*TEXTO DE ORIGEN:*
# ¿Pata rota?



## Constantine (Jul 31, 2012)

Buenos días, me he topado con esto, el circuito no se ha llevado ningún golpe por lo que no estoy del todo seguro de que este roto, pero si no lo esta, no entiendo su objetivo. Es un interruptor por presión de aire. Y según entiendo yo esta pieza debería estar unida, pero no entiendo como se pudo romper de esa manera.


----------



## DJ DRACO (Jul 31, 2012)

No veo bien la foto y no entiendo bien tampoco qué es o dónde va, o cómo se rompió...

Pero si la platina vertical central, esa es la que va hasta abajo y eso que se ve en el cuadrito rojo es la platina partida al medio...

yo creo que naturalmente nos e rompió..la tiene que haber abierto, cortado, una persona por algo en especial.


----------



## Constantine (Jul 31, 2012)

Eso me temía, pero no se como se pudo partir así, ¿puedo ponerle un punto de soldadura para unir las dos partes o en ese punto no va a coger bien?


----------



## Gudino Roberto duberlin (Jul 31, 2012)

Amigo Constantine, acaso tu dispositivo tiene algun inconveniente?.


----------



## Constantine (Jul 31, 2012)

Funciona a medias, me explico. Es un cierre por aire. En principio debería hacer vacío o expulsar aire hasta que se completa el cierre. Pero esta estropeado y solo da un pulso (hay que darle varias veces haste que se complete el vacío o llene el circuito de aire. Encontre un par de cortos en el circuito y revisando me encontre con esa rotura.


----------



## Gudino Roberto duberlin (Jul 31, 2012)

Bueno, si la rotura del pin sospechoso, fuera el inconveniente, NO funcionaria a medias. El problema se halla en otro lado.


----------



## Constantine (Jul 31, 2012)

Mas cosas tiene, como ya dije tiene un par de cortos en el circuito que tengo que arreglar,  a parte de eso encontre una resistencia y dos diodos quemados que ya he reemplazado. Pero quería arreglar todo lo que se ve a simple vista antes de conectarlo para hacer pruebas (y así evitar estropearlo más)

Registros de origen:

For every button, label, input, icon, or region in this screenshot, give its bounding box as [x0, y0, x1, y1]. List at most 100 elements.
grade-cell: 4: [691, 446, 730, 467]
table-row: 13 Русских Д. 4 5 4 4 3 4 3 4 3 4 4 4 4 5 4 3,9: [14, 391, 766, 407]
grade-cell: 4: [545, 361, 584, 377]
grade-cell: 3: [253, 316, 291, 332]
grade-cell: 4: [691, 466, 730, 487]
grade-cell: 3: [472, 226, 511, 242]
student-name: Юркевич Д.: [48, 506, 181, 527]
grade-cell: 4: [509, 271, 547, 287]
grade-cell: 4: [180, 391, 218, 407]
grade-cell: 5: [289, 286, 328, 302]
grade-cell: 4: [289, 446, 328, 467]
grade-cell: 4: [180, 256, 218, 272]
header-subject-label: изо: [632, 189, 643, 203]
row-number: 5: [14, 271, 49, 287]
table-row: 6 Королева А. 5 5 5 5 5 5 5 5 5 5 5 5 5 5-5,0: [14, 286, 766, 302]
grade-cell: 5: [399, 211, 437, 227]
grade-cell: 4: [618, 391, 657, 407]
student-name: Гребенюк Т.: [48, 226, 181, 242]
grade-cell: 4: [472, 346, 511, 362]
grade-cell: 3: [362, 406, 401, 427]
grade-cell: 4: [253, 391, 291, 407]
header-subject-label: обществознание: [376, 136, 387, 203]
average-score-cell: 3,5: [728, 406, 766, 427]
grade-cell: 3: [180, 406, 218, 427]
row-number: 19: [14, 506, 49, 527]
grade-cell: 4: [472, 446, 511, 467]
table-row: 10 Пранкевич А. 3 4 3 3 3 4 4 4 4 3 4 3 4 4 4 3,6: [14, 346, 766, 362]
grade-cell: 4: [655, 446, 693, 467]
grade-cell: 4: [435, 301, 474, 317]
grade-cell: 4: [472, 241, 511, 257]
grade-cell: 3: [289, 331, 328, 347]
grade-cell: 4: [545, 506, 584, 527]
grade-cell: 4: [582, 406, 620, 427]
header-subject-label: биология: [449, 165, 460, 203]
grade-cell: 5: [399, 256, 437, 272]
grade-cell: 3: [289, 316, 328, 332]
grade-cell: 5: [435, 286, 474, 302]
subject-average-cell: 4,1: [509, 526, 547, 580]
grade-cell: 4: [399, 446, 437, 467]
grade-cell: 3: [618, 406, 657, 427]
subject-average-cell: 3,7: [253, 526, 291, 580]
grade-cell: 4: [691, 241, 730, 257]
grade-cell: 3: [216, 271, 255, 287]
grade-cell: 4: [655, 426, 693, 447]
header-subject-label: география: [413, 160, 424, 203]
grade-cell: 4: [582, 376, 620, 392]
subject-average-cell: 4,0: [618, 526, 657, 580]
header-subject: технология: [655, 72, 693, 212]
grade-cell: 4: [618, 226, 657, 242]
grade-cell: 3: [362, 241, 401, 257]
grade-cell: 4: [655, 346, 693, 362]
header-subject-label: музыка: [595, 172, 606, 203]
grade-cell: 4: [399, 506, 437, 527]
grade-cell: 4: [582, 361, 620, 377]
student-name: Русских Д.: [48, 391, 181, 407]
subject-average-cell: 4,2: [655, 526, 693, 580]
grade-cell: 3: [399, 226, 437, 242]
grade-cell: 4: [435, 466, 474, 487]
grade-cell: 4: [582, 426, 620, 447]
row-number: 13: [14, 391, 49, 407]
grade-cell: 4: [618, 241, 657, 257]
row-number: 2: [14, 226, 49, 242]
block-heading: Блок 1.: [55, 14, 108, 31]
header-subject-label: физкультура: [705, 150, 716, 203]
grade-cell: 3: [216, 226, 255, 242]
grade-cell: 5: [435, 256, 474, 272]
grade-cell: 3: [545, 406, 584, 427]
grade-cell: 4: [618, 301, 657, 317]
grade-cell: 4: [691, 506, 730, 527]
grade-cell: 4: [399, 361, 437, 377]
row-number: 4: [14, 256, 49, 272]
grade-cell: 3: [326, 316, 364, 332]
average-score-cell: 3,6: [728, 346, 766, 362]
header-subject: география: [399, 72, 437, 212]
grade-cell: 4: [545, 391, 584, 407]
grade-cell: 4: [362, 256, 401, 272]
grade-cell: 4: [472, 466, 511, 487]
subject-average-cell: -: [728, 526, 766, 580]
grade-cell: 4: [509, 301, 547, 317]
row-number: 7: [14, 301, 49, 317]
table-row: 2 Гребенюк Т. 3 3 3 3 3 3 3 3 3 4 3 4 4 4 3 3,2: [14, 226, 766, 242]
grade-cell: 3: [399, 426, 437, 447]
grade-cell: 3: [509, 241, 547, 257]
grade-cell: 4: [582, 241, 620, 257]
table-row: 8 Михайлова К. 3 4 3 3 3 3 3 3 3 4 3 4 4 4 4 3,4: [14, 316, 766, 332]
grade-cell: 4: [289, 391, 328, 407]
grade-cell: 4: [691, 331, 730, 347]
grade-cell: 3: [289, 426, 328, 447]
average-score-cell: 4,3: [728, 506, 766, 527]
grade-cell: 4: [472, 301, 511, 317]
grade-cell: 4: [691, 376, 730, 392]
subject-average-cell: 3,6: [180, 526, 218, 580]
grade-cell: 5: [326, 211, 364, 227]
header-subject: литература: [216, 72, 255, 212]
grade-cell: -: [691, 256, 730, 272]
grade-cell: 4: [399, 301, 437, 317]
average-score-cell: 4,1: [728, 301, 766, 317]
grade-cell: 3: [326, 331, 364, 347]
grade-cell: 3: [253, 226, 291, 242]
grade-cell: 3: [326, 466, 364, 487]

*TAREAS A RESOLVER:*
1. En el hilo sobre la pata rota del interruptor de aire, ¿qué piezas quemadas dice Constantine que ya ha reemplazado?
2. Sigue el hilo del foro sobre la pata rota del interruptor de aire a partir del último mensaje.

*RESULTADOS ESPERADOS:*
1. Una resistencia y dos diodos.

2.
----------



## DJ DRACO (Ago 1, 2012)

A lo mejor, han cortado ese pin porque el aparato no se controlaba al generar vacío...tal vez lo hicieron a propósito para que tengas que pulsar varias veces...pero al fin es un vacío controlado...

hay que tener cuidado con ese tipo de aparatos...pueden convertirse en bombitas


----------



## Constantine (Ago 1, 2012)

DJ DRACO dijo:


> A lo mejor, han cortado ese pin porque el aparato no se controlaba al generar vacío...tal vez lo hicieron a propósito para que tengas que pulsar varias veces...pero al fin es un vacío controlado...
> 
> hay que tener cuidado con ese tipo de aparatos...pueden convertirse en bombitas



Lo gracioso es que por tener que pulsar varias veces se partió el mecanismo de la llave... y si dices lo de que se puede convertir en  bombas por la presión no te preocupes porque tienen unas tapas de plástico en la cámara de aire que saltan con facilidad.


----------



## DJ DRACO (Ago 1, 2012)

si, mi compresor tambien tiene la valvula de seguridad...

Bueno...repará todo hasta que parezca que está original de fábrica...y usalo, y ahi vemos-


----------



## Constantine (Ago 1, 2012)

Muchas gracias,  a ver que tal sale.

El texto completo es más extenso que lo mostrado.